→ **THE EXERCISE**
Among the entries below, find how many lines carry the word "capital" and state only that figure.

+++

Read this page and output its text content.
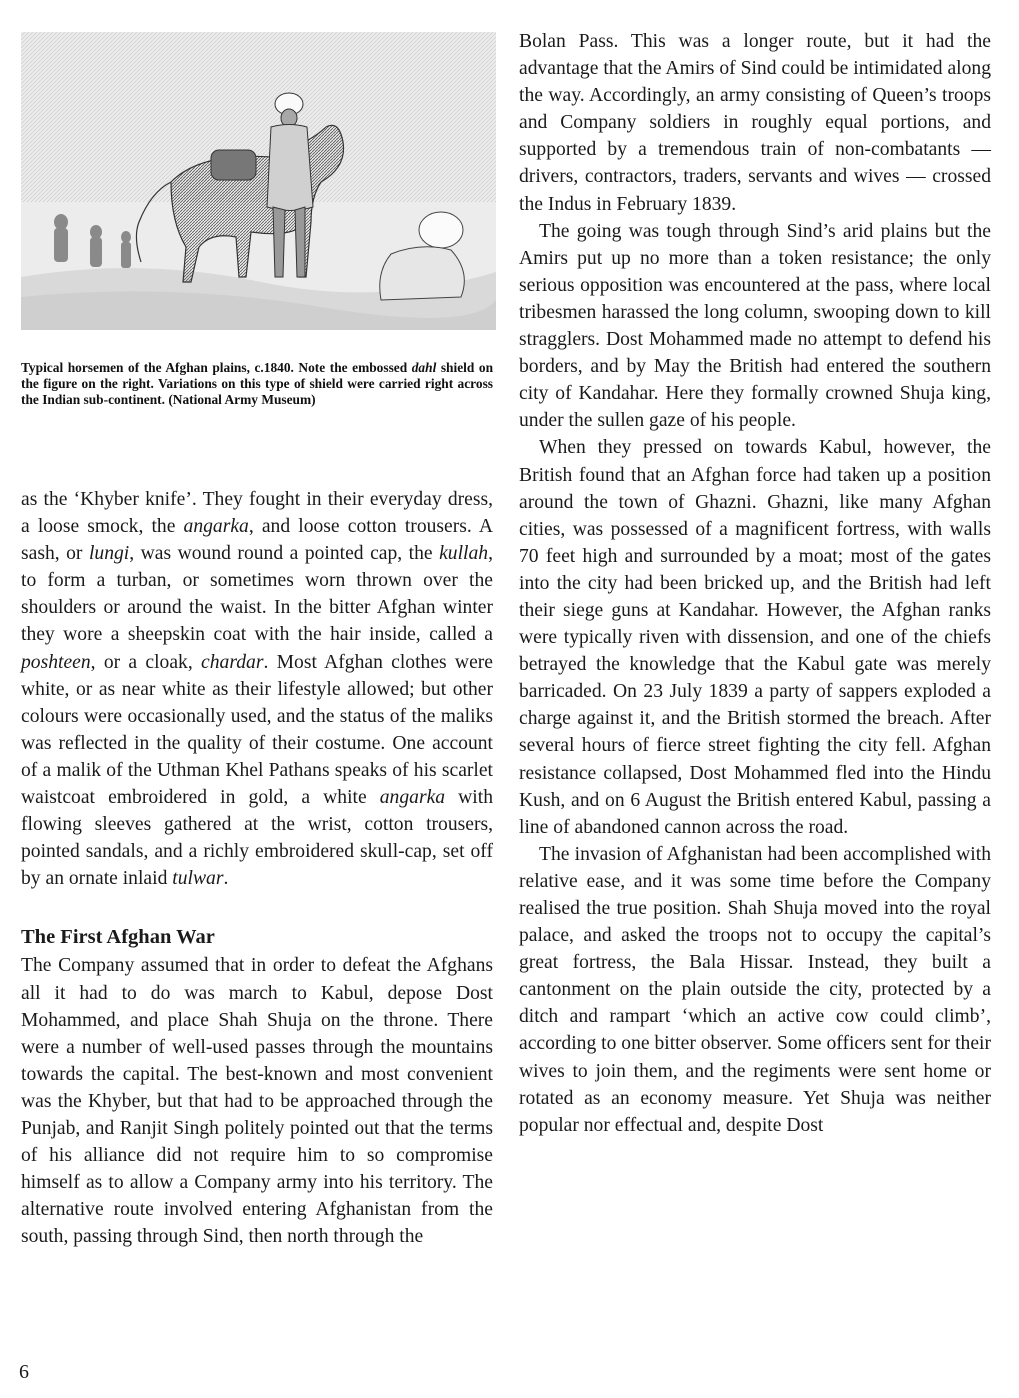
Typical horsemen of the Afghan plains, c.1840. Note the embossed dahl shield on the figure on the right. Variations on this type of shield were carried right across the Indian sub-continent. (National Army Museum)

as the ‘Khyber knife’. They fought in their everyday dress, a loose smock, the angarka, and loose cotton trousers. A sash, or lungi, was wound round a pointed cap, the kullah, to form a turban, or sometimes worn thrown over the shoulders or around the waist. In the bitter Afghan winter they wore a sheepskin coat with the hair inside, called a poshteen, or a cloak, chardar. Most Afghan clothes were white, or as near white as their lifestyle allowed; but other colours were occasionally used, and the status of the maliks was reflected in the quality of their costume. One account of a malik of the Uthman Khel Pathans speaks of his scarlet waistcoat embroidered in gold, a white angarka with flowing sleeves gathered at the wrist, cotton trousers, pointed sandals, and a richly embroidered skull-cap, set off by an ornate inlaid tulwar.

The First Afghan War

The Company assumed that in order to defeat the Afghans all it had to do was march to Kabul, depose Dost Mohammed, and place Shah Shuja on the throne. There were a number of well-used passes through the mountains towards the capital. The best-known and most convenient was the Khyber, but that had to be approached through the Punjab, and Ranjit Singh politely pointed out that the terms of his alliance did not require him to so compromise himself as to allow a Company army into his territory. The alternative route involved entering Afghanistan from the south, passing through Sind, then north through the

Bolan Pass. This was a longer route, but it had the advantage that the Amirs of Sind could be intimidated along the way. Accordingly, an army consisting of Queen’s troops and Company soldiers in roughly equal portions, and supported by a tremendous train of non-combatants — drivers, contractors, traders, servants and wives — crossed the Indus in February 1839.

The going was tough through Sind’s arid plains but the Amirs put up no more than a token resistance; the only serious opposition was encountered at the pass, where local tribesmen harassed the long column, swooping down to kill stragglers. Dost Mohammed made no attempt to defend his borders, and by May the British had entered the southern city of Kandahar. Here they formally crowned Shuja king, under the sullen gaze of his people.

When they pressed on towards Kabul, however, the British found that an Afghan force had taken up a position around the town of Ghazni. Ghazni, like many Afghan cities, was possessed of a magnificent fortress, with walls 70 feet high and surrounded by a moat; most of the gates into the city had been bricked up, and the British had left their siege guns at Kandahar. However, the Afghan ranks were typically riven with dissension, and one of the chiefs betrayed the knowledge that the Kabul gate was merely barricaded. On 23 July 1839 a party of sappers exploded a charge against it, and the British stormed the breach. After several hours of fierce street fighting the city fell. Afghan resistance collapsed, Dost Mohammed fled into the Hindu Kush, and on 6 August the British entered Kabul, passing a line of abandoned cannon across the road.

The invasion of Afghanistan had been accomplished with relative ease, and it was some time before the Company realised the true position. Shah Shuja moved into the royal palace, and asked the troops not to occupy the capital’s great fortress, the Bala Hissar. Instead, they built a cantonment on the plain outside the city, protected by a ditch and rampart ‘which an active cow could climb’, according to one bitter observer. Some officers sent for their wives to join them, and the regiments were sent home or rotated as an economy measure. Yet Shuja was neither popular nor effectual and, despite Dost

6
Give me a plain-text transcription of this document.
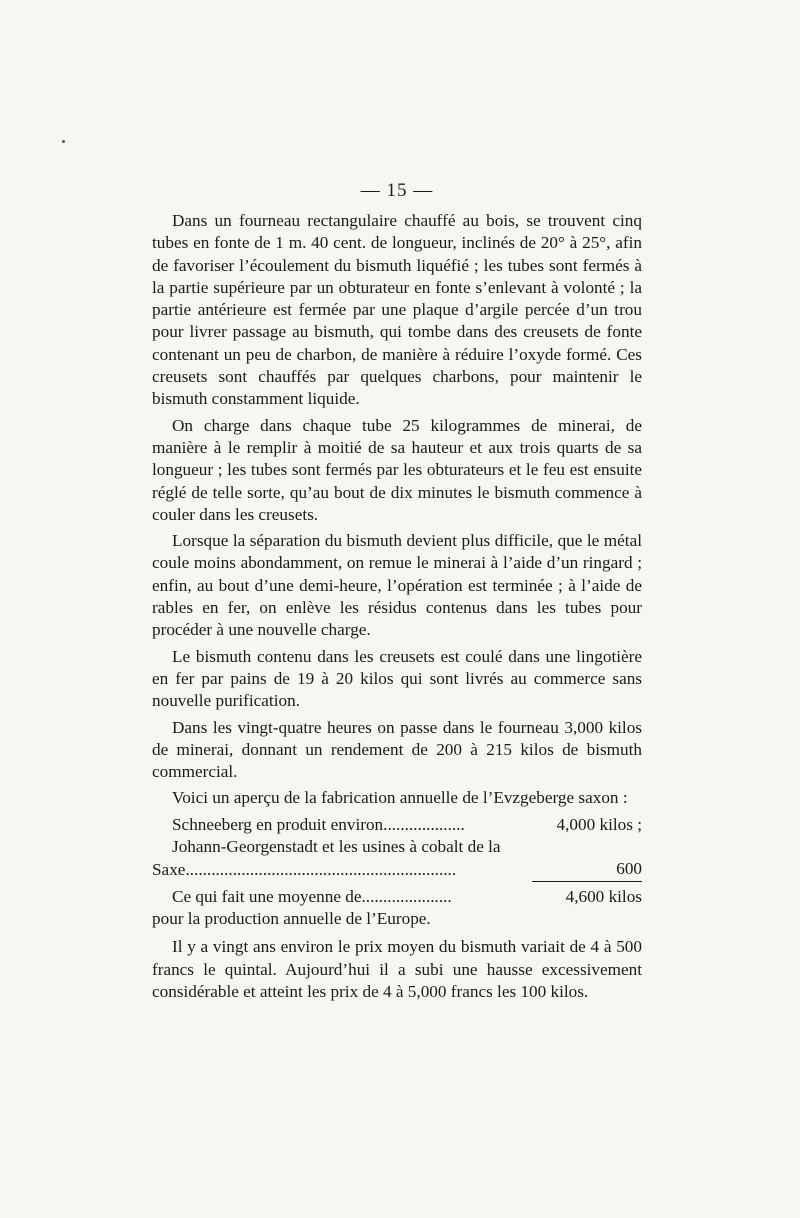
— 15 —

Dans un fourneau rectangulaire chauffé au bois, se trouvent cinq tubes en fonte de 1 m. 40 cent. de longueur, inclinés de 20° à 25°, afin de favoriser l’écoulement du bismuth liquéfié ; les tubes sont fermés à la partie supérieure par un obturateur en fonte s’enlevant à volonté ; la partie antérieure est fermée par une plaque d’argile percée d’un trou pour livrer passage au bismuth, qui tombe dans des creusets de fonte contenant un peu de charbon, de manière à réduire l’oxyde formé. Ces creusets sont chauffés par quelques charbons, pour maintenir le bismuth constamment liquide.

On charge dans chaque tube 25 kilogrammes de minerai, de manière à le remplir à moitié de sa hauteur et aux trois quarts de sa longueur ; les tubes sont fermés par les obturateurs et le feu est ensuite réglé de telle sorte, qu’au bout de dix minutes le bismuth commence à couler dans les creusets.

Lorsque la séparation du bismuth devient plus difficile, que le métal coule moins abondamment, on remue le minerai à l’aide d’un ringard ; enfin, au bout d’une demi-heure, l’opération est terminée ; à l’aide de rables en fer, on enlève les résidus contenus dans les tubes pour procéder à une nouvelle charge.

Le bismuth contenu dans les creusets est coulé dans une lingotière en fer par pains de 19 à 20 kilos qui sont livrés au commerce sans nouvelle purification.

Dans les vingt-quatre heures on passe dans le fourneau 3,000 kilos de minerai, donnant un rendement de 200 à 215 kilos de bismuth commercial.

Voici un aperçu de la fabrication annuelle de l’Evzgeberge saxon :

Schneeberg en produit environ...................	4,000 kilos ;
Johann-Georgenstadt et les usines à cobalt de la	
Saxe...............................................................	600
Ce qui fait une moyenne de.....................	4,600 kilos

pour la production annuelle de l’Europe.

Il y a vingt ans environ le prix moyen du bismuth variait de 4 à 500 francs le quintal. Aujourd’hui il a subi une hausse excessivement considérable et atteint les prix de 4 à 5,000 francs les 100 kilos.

+++

→ **TASK SOLUTION**
2